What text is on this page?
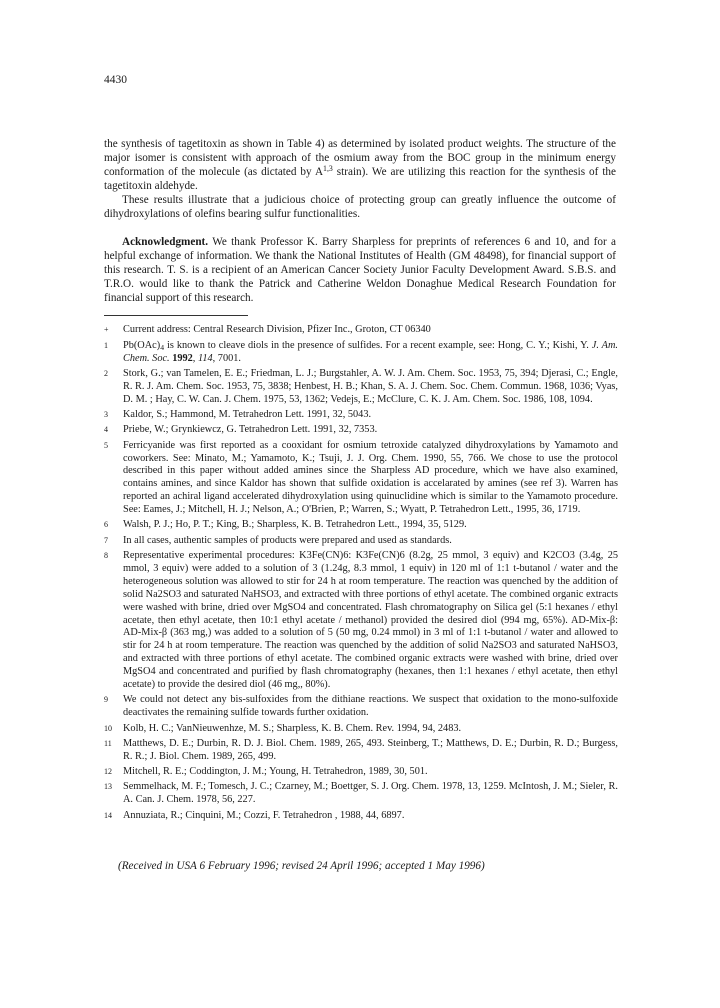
4430

the synthesis of tagetitoxin as shown in Table 4) as determined by isolated product weights. The structure of the major isomer is consistent with approach of the osmium away from the BOC group in the minimum energy conformation of the molecule (as dictated by A$^{1,3}$ strain). We are utilizing this reaction for the synthesis of the tagetitoxin aldehyde.

These results illustrate that a judicious choice of protecting group can greatly influence the outcome of dihydroxylations of olefins bearing sulfur functionalities.

Acknowledgment. We thank Professor K. Barry Sharpless for preprints of references 6 and 10, and for a helpful exchange of information. We thank the National Institutes of Health (GM 48498), for financial support of this research. T. S. is a recipient of an American Cancer Society Junior Faculty Development Award. S.B.S. and T.R.O. would like to thank the Patrick and Catherine Weldon Donaghue Medical Research Foundation for financial support of this research.

+	Current address: Central Research Division, Pfizer Inc., Groton, CT 06340
1	$Pb(OAc)_4$ is known to cleave diols in the presence of sulfides. For a recent example, see: Hong, C. Y.; Kishi, Y. J. Am. Chem. Soc. 1992, 114, 7001.
2	Stork, G.; van Tamelen, E. E.; Friedman, L. J.; Burgstahler, A. W. J. Am. Chem. Soc. 1953, 75, 394; Djerasi, C.; Engle, R. R. J. Am. Chem. Soc. 1953, 75, 3838; Henbest, H. B.; Khan, S. A. J. Chem. Soc. Chem. Commun. 1968, 1036; Vyas, D. M. ; Hay, C. W. Can. J. Chem. 1975, 53, 1362; Vedejs, E.; McClure, C. K. J. Am. Chem. Soc. 1986, 108, 1094.
3	Kaldor, S.; Hammond, M. Tetrahedron Lett. 1991, 32, 5043.
4	Priebe, W.; Grynkiewcz, G. Tetrahedron Lett. 1991, 32, 7353.
5	Ferricyanide was first reported as a cooxidant for osmium tetroxide catalyzed dihydroxylations by Yamamoto and coworkers. See: Minato, M.; Yamamoto, K.; Tsuji, J. J. Org. Chem. 1990, 55, 766. We chose to use the protocol described in this paper without added amines since the Sharpless AD procedure, which we have also examined, contains amines, and since Kaldor has shown that sulfide oxidation is accelarated by amines (see ref 3). Warren has reported an achiral ligand accelerated dihydroxylation using quinuclidine which is similar to the Yamamoto procedure. See: Eames, J.; Mitchell, H. J.; Nelson, A.; O'Brien, P.; Warren, S.; Wyatt, P. Tetrahedron Lett., 1995, 36, 1719.
6	Walsh, P. J.; Ho, P. T.; King, B.; Sharpless, K. B. Tetrahedron Lett., 1994, 35, 5129.
7	In all cases, authentic samples of products were prepared and used as standards.
8	Representative experimental procedures: K3Fe(CN)6: K3Fe(CN)6 (8.2g, 25 mmol, 3 equiv) and K2CO3 (3.4g, 25 mmol, 3 equiv) were added to a solution of 3 (1.24g, 8.3 mmol, 1 equiv) in 120 ml of 1:1 t-butanol / water and the heterogeneous solution was allowed to stir for 24 h at room temperature. The reaction was quenched by the addition of solid Na2SO3 and saturated NaHSO3, and extracted with three portions of ethyl acetate. The combined organic extracts were washed with brine, dried over MgSO4 and concentrated. Flash chromatography on Silica gel (5:1 hexanes / ethyl acetate, then ethyl acetate, then 10:1 ethyl acetate / methanol) provided the desired diol (994 mg, 65%). AD-Mix-β: AD-Mix-β (363 mg,) was added to a solution of 5 (50 mg, 0.24 mmol) in 3 ml of 1:1 t-butanol / water and allowed to stir for 24 h at room temperature. The reaction was quenched by the addition of solid Na2SO3 and saturated NaHSO3, and extracted with three portions of ethyl acetate. The combined organic extracts were washed with brine, dried over MgSO4 and concentrated and purified by flash chromatography (hexanes, then 1:1 hexanes / ethyl acetate, then ethyl acetate) to provide the desired diol (46 mg,, 80%).
9	We could not detect any bis-sulfoxides from the dithiane reactions. We suspect that oxidation to the mono-sulfoxide deactivates the remaining sulfide towards further oxidation.
10	Kolb, H. C.; VanNieuwenhze, M. S.; Sharpless, K. B. Chem. Rev. 1994, 94, 2483.
11	Matthews, D. E.; Durbin, R. D. J. Biol. Chem. 1989, 265, 493. Steinberg, T.; Matthews, D. E.; Durbin, R. D.; Burgess, R. R.; J. Biol. Chem. 1989, 265, 499.
12	Mitchell, R. E.; Coddington, J. M.; Young, H. Tetrahedron, 1989, 30, 501.
13	Semmelhack, M. F.; Tomesch, J. C.; Czarney, M.; Boettger, S. J. Org. Chem. 1978, 13, 1259. McIntosh, J. M.; Sieler, R. A. Can. J. Chem. 1978, 56, 227.
14	Annuziata, R.; Cinquini, M.; Cozzi, F. Tetrahedron , 1988, 44, 6897.
(Received in USA 6 February 1996; revised 24 April 1996; accepted 1 May 1996)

+++

### Exercise aim
Which lines of the data above contain the string "from"? Copy each of them.

### Output
the synthesis of tagetitoxin as shown in Table 4) as determined by isolated product weights. The structure of the major isomer is consistent with approach of the osmium away from the BOC group in the minimum energy conformation of the molecule (as dictated by A$^{1,3}$ strain). We are utilizing this reaction for the synthesis of the tagetitoxin aldehyde.
9	We could not detect any bis-sulfoxides from the dithiane reactions. We suspect that oxidation to the mono-sulfoxide deactivates the remaining sulfide towards further oxidation.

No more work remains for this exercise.